··· Provided records ···

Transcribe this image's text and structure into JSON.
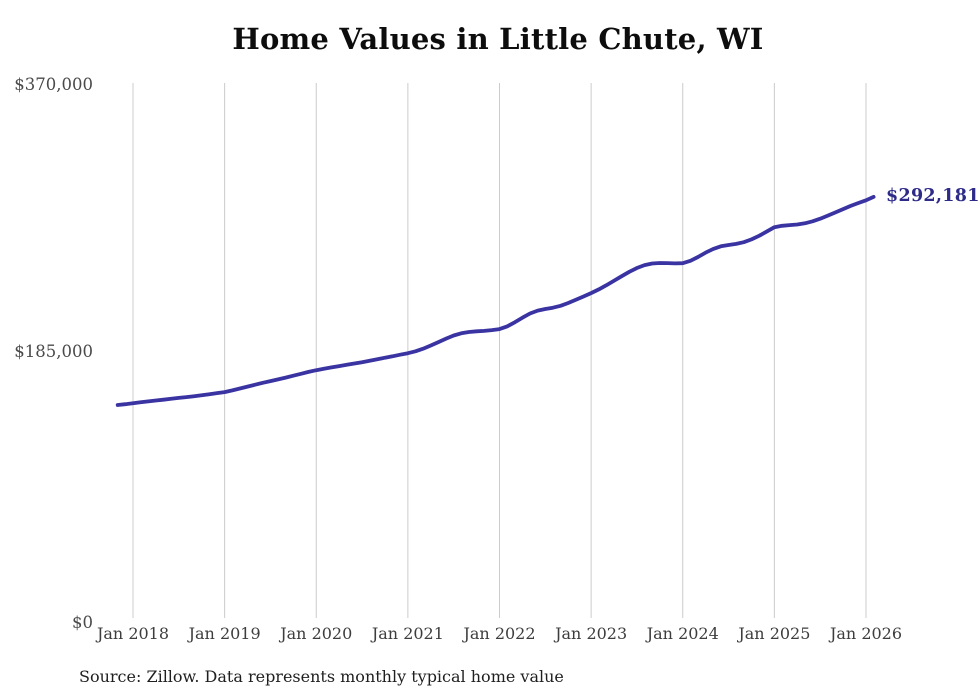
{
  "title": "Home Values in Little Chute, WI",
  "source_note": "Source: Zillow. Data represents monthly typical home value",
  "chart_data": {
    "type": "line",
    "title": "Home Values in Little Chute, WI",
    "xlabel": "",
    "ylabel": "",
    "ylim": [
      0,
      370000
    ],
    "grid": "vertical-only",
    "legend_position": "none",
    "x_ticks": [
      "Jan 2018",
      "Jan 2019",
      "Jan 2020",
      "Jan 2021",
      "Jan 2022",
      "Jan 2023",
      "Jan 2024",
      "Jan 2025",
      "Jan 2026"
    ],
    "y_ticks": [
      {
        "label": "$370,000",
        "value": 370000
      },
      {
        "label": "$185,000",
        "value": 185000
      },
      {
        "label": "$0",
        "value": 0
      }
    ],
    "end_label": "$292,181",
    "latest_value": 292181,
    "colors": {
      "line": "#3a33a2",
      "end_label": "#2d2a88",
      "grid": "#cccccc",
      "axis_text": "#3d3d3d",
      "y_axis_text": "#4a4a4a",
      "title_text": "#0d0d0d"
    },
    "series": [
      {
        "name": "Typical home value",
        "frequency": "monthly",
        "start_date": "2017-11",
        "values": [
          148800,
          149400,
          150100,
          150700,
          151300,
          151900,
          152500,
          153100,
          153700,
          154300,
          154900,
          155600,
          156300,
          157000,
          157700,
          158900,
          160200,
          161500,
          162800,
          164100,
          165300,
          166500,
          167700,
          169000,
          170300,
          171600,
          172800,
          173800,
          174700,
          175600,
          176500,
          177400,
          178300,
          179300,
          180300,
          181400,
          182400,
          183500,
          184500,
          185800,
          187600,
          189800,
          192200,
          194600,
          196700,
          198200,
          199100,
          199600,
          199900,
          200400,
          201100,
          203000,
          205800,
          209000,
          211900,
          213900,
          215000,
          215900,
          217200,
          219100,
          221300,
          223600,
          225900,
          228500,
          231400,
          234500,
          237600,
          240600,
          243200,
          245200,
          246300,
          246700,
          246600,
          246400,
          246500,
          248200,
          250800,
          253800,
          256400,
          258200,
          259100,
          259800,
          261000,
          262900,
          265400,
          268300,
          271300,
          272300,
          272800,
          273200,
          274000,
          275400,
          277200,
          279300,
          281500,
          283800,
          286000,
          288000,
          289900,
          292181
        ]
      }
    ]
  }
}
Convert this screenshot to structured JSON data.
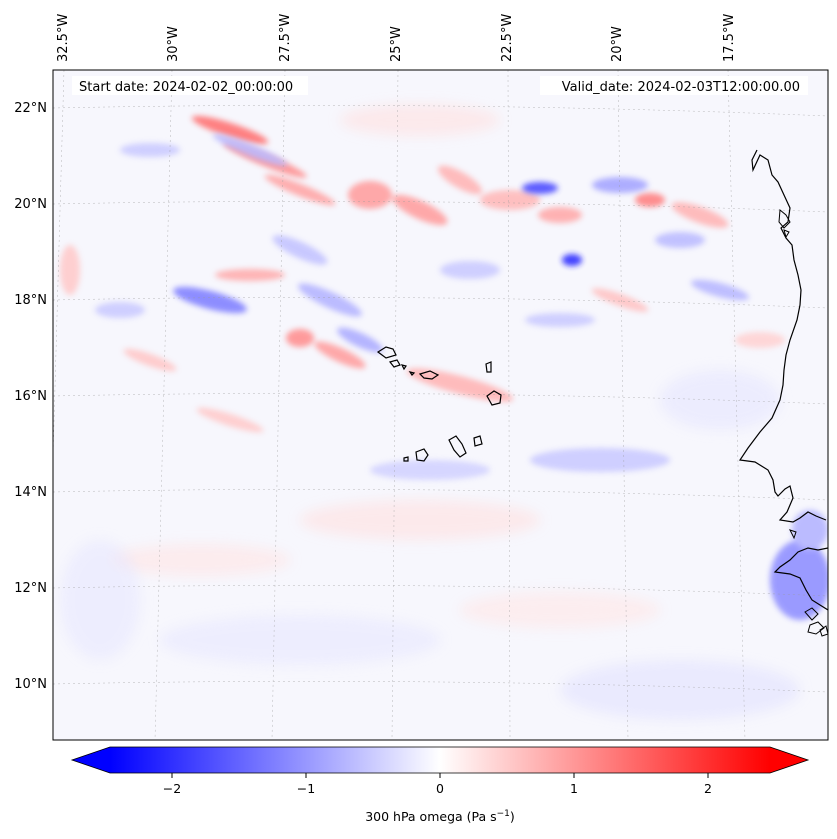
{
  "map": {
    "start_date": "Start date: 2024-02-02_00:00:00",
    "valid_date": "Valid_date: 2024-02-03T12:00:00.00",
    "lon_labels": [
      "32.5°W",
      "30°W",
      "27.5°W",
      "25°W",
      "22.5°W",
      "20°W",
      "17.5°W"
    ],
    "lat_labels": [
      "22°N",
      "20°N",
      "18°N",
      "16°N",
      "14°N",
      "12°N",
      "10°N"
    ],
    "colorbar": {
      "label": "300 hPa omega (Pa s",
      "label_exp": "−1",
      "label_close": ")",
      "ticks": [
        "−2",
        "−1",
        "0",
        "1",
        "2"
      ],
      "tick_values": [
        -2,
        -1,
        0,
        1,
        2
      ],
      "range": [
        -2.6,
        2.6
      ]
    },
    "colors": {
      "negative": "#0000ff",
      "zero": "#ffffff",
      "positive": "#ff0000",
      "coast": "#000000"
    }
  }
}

···

» **Task to complete**:
Pictures are not part of the copy; reproduce exactly and only the lines from the line containing "Convert this screenshot" through the end of the listing.

» **Complete output**:
Convert this screenshot to structured JSON data.
{
  "map": {
    "start_date": "Start date: 2024-02-02_00:00:00",
    "valid_date": "Valid_date: 2024-02-03T12:00:00.00",
    "lon_labels": [
      "32.5°W",
      "30°W",
      "27.5°W",
      "25°W",
      "22.5°W",
      "20°W",
      "17.5°W"
    ],
    "lat_labels": [
      "22°N",
      "20°N",
      "18°N",
      "16°N",
      "14°N",
      "12°N",
      "10°N"
    ],
    "colorbar": {
      "label": "300 hPa omega (Pa s",
      "label_exp": "−1",
      "label_close": ")",
      "ticks": [
        "−2",
        "−1",
        "0",
        "1",
        "2"
      ],
      "tick_values": [
        -2,
        -1,
        0,
        1,
        2
      ],
      "range": [
        -2.6,
        2.6
      ]
    },
    "colors": {
      "negative": "#0000ff",
      "zero": "#ffffff",
      "positive": "#ff0000",
      "coast": "#000000"
    }
  }
}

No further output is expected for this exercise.